++++ RAW DATA ++++

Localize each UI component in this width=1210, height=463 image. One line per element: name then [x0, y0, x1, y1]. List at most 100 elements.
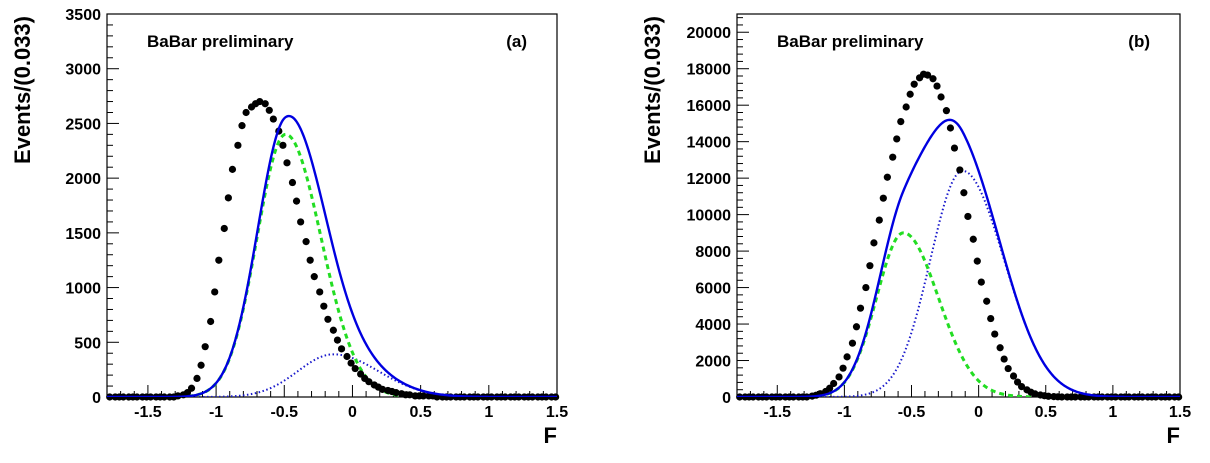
y-axis-label: Events/(0.033) [10, 16, 35, 164]
x-tick-label: -0.5 [270, 404, 298, 421]
data-point [279, 141, 287, 149]
y-tick-label: 12000 [687, 171, 732, 188]
data-point [875, 216, 883, 224]
x-tick-label: 1.5 [546, 404, 568, 421]
data-point [329, 326, 337, 334]
data-point [977, 278, 985, 286]
data-point [343, 352, 351, 361]
x-tick-label: -1 [837, 404, 851, 421]
data-point [856, 304, 865, 312]
data-point [211, 288, 219, 296]
y-tick-label: 3000 [65, 62, 101, 79]
y-tick-label: 2000 [695, 354, 731, 371]
data-point [983, 297, 991, 305]
data-point [333, 336, 342, 344]
data-point [1031, 390, 1039, 398]
data-point [324, 315, 332, 323]
x-tick-label: 0 [974, 404, 983, 421]
data-point [242, 108, 250, 117]
data-point [306, 256, 314, 264]
y-tick-label: 3500 [65, 7, 101, 24]
data-point [378, 385, 387, 393]
x-tick-label: 0 [348, 404, 357, 421]
total-fit-curve [107, 114, 557, 397]
plot-frame [736, 13, 1181, 398]
data-point [1058, 393, 1066, 401]
data-point [1044, 392, 1053, 400]
y-tick-label: 1000 [65, 281, 101, 298]
data-point [946, 124, 955, 132]
signal-curve [737, 231, 1180, 397]
data-point [1009, 372, 1018, 380]
babar-preliminary-label: BaBar preliminary [147, 32, 294, 51]
x-tick-label: 0.5 [1035, 404, 1057, 421]
data-point [889, 153, 897, 161]
signal-curve [107, 132, 557, 397]
x-tick-label: 0.5 [410, 404, 432, 421]
y-tick-label: 4000 [695, 317, 731, 334]
data-point [843, 353, 851, 361]
y-tick-label: 20000 [687, 25, 732, 42]
data-point [973, 257, 981, 265]
data-point [897, 118, 905, 126]
data-point [193, 374, 201, 382]
total-fit-curve [737, 118, 1180, 397]
y-tick-label: 2500 [65, 116, 101, 133]
data-point [835, 373, 843, 381]
panel-label: (a) [506, 32, 527, 51]
plot-frame [106, 13, 558, 398]
x-tick-label: -1 [209, 404, 223, 421]
data-point [950, 144, 959, 152]
panel-label: (b) [1128, 32, 1150, 51]
data-point [879, 194, 887, 202]
data-point [238, 122, 246, 130]
data-point [942, 107, 951, 115]
data-point [365, 378, 373, 386]
data-point [852, 323, 861, 331]
data-point [201, 343, 209, 351]
data-point [234, 141, 242, 149]
data-point [1004, 364, 1012, 373]
x-tick-label: -1.5 [763, 404, 791, 421]
panel-a: -1.5 -1 -0.5 0 0.5 1 1.5 0 500 1000 1500 2000 2500 30… [10, 7, 568, 448]
y-tick-label: 0 [722, 390, 731, 407]
y-tick-label: 18000 [687, 62, 732, 79]
data-point [893, 135, 901, 143]
y-tick-label: 14000 [687, 135, 732, 152]
data-point [883, 173, 891, 181]
x-tick-label: -0.5 [898, 404, 926, 421]
background-curve [107, 353, 557, 397]
data-point [964, 212, 972, 221]
x-axis-label: F [1167, 423, 1180, 448]
background-curve [737, 169, 1180, 397]
y-tick-label: 0 [92, 390, 101, 407]
data-point [187, 384, 196, 392]
data-point [351, 364, 359, 373]
x-tick-label: 1.5 [1169, 404, 1191, 421]
x-tick-label: -1.5 [134, 404, 162, 421]
data-point [269, 115, 277, 123]
data-point [870, 239, 878, 247]
data-point [261, 100, 269, 108]
data-point [215, 256, 223, 264]
data-point [228, 165, 237, 173]
data-point [419, 392, 427, 400]
data-point [902, 103, 910, 111]
x-tick-label: 1 [484, 404, 493, 421]
data-point [406, 391, 414, 399]
data-point [310, 273, 318, 281]
y-tick-label: 6000 [695, 281, 731, 298]
y-tick-label: 8000 [695, 244, 731, 261]
data-point [960, 189, 968, 197]
data-point [283, 159, 291, 167]
data-point [866, 262, 874, 270]
data-point [933, 82, 941, 90]
x-tick-label: 1 [1108, 404, 1117, 421]
data-point [392, 389, 400, 397]
data-point [839, 364, 847, 372]
x-axis-label: F [544, 423, 557, 448]
y-tick-label: 1500 [65, 226, 101, 243]
data-point [1017, 383, 1026, 391]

++++

## SET TASK
Take the lines from the one containing "y-axis-label: Events/(0.033) [10, 16, 35, 164]" through the one containing "data-point [977, 278, 985, 286]", and rename "data-point" to "point-marker". Give only those lines, with nothing else changed.

## EXERCISE OUTPUT
y-axis-label: Events/(0.033) [10, 16, 35, 164]
x-tick-label: -0.5 [270, 404, 298, 421]
point-marker [279, 141, 287, 149]
y-tick-label: 12000 [687, 171, 732, 188]
point-marker [875, 216, 883, 224]
x-tick-label: 1.5 [546, 404, 568, 421]
point-marker [329, 326, 337, 334]
point-marker [977, 278, 985, 286]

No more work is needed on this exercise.